*Activity*: The answer must consist of each line of the records below that contains the string "Relative".

*Excerpted data*:

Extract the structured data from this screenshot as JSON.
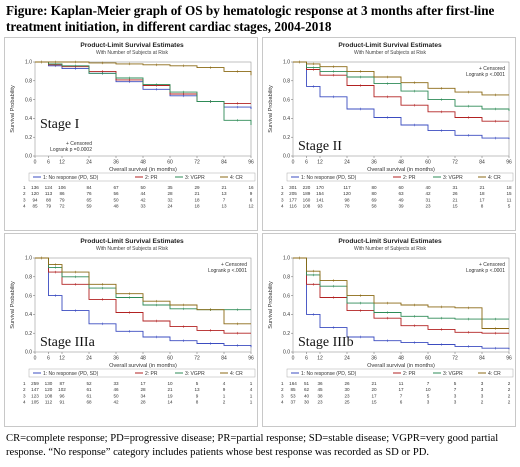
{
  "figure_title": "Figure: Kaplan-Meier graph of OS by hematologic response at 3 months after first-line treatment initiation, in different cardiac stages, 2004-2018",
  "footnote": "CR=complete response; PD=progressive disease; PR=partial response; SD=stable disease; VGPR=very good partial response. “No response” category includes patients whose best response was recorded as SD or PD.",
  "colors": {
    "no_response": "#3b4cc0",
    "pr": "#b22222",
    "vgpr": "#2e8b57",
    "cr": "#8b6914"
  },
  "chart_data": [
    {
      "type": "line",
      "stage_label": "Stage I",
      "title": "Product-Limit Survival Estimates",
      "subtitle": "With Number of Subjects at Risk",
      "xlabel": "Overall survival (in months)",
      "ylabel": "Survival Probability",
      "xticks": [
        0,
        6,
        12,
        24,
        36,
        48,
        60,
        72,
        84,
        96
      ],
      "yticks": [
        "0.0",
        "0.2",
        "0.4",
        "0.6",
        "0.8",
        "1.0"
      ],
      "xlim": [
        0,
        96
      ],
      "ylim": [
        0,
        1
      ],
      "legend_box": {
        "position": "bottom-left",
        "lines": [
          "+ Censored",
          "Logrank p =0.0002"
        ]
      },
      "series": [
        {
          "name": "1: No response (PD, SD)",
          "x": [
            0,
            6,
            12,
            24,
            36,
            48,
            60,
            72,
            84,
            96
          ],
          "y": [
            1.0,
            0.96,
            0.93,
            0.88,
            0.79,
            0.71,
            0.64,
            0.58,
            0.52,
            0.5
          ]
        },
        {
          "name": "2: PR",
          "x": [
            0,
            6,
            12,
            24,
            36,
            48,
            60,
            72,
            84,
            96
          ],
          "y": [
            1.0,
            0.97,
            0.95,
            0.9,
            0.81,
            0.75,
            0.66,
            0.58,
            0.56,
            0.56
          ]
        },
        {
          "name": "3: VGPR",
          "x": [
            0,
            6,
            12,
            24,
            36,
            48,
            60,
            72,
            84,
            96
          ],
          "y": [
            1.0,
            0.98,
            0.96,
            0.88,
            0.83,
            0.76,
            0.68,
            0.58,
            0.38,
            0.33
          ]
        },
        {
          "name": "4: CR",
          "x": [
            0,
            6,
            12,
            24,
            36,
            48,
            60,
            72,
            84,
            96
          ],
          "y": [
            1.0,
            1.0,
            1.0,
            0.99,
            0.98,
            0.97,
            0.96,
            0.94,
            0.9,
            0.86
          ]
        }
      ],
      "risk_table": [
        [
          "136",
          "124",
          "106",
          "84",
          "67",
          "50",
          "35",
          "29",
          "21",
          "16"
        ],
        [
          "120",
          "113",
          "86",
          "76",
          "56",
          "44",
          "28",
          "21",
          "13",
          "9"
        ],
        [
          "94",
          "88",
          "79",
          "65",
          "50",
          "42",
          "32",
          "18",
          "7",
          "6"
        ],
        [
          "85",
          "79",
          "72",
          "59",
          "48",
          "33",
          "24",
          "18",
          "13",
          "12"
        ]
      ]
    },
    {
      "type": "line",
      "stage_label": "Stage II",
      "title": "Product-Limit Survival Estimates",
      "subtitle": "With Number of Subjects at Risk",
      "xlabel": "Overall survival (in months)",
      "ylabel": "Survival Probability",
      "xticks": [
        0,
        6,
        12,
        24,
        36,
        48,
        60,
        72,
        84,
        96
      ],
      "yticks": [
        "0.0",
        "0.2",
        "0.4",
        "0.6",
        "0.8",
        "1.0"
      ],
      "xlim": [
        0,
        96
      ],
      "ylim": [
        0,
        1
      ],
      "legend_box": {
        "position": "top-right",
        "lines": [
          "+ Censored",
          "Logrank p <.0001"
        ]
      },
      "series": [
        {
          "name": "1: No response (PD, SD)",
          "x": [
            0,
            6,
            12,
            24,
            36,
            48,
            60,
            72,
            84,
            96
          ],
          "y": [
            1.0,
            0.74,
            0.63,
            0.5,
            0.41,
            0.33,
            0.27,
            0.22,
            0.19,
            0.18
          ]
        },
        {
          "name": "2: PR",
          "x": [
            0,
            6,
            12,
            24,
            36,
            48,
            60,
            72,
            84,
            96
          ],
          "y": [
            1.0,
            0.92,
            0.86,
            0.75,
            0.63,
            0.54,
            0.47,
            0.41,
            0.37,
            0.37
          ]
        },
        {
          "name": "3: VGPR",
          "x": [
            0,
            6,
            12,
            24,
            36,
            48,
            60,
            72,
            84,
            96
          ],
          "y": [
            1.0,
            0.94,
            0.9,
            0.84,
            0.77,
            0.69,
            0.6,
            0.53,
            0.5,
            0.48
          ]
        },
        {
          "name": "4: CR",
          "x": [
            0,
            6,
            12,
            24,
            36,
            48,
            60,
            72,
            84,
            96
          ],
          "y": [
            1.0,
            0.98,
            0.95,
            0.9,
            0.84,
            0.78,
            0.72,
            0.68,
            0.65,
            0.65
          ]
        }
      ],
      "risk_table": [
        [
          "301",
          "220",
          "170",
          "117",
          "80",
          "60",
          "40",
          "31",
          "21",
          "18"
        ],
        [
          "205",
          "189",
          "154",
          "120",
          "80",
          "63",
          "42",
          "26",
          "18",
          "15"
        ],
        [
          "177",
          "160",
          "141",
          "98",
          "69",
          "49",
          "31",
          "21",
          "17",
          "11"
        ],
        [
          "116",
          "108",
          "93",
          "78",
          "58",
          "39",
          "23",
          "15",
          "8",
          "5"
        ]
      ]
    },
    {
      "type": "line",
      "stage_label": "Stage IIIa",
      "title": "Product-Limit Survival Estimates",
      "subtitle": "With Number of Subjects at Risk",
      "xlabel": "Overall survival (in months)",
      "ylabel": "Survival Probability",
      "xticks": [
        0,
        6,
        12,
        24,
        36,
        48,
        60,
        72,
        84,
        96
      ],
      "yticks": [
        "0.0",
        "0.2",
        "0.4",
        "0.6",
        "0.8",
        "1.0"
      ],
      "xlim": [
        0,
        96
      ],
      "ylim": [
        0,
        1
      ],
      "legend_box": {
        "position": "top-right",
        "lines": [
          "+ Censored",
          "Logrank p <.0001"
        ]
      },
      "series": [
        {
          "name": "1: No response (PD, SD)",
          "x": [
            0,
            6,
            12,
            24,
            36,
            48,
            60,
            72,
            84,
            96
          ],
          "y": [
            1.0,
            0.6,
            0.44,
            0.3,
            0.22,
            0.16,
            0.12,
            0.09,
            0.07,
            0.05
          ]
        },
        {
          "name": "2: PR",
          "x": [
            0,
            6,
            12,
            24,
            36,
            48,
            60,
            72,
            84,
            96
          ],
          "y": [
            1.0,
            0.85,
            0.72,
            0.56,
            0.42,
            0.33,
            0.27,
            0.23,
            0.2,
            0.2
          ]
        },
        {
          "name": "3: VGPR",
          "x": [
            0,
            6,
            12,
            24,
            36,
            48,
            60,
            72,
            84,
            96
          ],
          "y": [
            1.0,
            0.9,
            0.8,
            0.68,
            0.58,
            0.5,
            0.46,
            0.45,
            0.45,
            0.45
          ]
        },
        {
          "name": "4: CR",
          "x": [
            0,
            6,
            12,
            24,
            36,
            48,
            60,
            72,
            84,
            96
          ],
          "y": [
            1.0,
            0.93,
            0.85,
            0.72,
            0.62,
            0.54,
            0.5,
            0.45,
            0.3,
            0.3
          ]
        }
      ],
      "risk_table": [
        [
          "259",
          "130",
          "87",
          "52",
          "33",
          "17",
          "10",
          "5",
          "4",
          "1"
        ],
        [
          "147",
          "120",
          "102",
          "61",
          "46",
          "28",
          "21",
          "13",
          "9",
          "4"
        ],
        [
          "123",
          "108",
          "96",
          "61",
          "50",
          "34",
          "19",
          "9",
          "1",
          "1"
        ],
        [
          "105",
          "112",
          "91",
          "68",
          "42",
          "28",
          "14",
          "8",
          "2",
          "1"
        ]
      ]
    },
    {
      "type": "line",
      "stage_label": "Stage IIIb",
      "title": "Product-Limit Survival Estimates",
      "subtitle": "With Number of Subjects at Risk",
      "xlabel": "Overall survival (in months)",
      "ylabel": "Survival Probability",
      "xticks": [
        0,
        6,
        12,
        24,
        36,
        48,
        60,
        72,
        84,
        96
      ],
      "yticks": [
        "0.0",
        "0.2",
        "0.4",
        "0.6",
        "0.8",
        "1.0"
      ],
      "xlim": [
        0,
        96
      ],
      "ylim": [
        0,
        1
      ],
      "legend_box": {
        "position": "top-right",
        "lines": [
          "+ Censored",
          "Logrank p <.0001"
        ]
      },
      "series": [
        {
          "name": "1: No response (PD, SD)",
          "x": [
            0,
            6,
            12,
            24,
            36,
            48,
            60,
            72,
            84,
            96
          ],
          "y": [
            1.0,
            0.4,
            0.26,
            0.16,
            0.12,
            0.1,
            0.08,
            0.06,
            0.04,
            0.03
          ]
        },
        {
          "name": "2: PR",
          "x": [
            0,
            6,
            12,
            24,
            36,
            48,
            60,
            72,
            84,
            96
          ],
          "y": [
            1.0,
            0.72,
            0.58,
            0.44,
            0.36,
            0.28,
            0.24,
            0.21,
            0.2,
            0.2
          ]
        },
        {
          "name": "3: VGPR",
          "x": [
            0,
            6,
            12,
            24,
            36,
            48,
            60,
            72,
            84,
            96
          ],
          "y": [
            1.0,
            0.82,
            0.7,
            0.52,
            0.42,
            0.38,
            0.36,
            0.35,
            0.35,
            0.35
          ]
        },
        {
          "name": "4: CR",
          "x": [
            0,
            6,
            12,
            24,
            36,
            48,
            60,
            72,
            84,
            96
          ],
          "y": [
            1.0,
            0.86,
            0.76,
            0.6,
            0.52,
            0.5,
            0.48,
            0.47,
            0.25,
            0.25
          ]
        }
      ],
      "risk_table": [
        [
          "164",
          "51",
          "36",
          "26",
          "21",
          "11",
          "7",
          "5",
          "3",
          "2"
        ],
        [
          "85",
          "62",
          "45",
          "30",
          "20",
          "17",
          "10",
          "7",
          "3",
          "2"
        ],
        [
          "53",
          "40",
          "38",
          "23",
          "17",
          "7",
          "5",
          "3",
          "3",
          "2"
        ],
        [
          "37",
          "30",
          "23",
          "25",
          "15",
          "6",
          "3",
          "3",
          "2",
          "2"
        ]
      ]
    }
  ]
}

...

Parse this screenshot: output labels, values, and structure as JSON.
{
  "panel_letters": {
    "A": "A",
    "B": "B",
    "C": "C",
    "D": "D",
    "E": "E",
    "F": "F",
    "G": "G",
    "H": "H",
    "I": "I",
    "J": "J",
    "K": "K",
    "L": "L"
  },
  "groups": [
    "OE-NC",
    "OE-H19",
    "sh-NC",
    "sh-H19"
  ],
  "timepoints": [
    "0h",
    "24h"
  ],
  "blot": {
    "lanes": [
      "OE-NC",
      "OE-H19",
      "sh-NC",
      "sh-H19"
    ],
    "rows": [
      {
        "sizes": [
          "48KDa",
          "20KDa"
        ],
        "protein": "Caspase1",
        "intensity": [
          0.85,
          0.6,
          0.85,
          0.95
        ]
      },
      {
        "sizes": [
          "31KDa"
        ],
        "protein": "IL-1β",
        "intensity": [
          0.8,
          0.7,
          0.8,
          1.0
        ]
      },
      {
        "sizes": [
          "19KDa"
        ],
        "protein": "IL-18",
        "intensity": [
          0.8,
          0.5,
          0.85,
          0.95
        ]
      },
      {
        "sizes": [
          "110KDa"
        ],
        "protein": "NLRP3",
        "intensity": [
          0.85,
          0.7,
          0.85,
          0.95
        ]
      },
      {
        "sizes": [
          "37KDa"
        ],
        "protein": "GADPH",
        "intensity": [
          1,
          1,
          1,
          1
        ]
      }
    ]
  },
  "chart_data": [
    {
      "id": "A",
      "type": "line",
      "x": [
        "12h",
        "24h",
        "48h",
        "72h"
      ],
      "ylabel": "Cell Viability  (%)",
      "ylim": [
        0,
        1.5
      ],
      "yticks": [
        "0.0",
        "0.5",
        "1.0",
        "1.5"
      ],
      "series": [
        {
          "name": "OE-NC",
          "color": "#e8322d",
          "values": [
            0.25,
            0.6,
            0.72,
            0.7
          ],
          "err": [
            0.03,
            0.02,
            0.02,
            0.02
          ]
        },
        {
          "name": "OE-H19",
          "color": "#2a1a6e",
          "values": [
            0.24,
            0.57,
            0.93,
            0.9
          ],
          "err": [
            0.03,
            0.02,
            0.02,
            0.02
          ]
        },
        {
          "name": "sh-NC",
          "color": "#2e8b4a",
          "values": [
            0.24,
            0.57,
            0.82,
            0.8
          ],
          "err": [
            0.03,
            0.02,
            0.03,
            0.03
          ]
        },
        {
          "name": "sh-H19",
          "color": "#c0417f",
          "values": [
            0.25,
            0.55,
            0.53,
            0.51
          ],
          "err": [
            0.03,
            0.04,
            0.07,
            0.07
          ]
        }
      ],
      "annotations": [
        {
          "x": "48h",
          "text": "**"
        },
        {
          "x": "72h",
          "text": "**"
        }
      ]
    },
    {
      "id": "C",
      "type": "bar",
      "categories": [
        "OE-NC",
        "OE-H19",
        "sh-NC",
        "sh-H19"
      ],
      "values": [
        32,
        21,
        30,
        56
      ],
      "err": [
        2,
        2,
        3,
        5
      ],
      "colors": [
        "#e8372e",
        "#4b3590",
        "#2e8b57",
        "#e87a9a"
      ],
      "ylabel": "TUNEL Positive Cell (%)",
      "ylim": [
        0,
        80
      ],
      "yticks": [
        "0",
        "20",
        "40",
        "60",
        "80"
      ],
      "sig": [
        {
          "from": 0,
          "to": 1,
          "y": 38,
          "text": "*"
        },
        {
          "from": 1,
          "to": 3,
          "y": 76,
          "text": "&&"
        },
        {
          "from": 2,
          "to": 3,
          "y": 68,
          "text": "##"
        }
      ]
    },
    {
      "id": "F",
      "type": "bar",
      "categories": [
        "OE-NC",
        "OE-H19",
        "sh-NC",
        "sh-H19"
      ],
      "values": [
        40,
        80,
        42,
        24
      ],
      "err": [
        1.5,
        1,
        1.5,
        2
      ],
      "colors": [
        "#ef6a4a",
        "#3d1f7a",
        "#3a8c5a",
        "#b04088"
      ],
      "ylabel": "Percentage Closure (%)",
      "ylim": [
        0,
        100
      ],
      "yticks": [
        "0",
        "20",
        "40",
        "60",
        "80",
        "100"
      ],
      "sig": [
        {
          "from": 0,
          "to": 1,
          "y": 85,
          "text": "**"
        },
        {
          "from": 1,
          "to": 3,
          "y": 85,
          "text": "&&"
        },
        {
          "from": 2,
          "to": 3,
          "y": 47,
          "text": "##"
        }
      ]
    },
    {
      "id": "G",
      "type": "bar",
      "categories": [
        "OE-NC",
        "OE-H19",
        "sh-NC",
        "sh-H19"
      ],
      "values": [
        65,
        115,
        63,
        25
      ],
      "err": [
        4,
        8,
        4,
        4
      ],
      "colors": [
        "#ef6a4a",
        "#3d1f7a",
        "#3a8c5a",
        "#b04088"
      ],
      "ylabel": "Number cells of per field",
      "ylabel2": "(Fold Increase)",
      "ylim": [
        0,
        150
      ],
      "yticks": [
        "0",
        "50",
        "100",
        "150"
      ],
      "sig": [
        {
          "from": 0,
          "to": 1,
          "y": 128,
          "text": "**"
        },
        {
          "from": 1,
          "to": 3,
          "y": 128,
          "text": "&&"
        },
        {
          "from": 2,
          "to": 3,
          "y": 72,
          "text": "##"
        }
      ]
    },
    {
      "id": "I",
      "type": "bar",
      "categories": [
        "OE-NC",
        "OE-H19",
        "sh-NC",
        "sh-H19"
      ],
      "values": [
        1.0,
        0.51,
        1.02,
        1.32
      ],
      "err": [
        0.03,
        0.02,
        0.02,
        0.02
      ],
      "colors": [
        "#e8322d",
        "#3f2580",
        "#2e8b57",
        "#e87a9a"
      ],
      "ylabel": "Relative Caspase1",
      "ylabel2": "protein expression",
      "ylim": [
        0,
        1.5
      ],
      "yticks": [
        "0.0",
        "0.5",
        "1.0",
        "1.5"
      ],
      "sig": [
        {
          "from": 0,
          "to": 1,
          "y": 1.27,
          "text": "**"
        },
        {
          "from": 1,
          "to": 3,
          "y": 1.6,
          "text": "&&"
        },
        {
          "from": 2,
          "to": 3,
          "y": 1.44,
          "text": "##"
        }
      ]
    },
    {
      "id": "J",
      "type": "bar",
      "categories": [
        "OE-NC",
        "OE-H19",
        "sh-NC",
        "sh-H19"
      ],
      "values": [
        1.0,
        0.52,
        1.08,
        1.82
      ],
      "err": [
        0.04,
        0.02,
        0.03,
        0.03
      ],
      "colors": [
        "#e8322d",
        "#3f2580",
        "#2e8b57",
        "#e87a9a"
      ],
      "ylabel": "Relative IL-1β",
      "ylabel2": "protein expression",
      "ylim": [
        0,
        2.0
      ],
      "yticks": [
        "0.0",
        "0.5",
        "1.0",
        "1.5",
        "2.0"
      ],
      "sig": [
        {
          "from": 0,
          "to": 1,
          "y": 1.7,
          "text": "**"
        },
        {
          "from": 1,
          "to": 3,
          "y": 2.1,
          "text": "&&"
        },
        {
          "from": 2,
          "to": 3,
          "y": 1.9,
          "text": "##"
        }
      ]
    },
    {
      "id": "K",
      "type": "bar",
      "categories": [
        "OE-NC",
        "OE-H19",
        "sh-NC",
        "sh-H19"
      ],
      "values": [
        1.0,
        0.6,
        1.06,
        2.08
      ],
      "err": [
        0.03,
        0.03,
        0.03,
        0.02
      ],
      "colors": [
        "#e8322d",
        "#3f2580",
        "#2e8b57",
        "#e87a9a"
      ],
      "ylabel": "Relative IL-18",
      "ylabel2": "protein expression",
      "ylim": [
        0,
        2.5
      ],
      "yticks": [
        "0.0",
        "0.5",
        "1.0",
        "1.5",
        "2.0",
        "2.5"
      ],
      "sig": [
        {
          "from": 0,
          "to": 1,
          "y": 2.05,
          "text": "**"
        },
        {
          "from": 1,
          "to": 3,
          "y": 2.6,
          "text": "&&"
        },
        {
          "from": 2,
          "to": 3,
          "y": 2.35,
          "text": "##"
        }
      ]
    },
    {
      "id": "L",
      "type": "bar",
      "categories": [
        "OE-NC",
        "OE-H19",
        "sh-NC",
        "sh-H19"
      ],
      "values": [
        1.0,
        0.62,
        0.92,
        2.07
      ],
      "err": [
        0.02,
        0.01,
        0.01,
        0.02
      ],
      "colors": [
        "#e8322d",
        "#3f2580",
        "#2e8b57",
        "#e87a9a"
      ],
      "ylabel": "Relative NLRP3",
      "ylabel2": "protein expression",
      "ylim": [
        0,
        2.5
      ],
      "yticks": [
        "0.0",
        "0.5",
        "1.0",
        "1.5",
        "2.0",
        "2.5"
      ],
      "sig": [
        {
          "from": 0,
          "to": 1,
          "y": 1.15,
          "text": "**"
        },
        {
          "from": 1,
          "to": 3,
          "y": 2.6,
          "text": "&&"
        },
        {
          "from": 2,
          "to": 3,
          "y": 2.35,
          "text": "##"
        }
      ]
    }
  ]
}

...

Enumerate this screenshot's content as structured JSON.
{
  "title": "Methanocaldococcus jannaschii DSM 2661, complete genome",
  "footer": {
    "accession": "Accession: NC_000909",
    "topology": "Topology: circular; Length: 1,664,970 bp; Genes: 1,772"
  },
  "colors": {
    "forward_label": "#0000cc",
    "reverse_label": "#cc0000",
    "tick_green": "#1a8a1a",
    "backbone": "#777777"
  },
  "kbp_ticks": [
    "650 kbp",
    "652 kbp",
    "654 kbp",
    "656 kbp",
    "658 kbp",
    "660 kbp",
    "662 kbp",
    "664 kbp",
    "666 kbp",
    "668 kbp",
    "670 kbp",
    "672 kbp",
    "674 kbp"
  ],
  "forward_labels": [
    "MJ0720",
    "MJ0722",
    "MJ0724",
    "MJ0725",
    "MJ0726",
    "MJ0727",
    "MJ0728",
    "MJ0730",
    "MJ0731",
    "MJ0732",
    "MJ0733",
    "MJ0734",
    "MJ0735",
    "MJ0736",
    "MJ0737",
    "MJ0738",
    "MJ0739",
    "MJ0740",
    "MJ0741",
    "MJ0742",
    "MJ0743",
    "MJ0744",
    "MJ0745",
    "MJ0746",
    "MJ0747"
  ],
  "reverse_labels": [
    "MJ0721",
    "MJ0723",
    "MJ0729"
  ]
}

*Answer section*:
      "ylabel": "Relative Caspase1",
      "ylabel": "Relative IL-1β",
      "ylabel": "Relative IL-18",
      "ylabel": "Relative NLRP3",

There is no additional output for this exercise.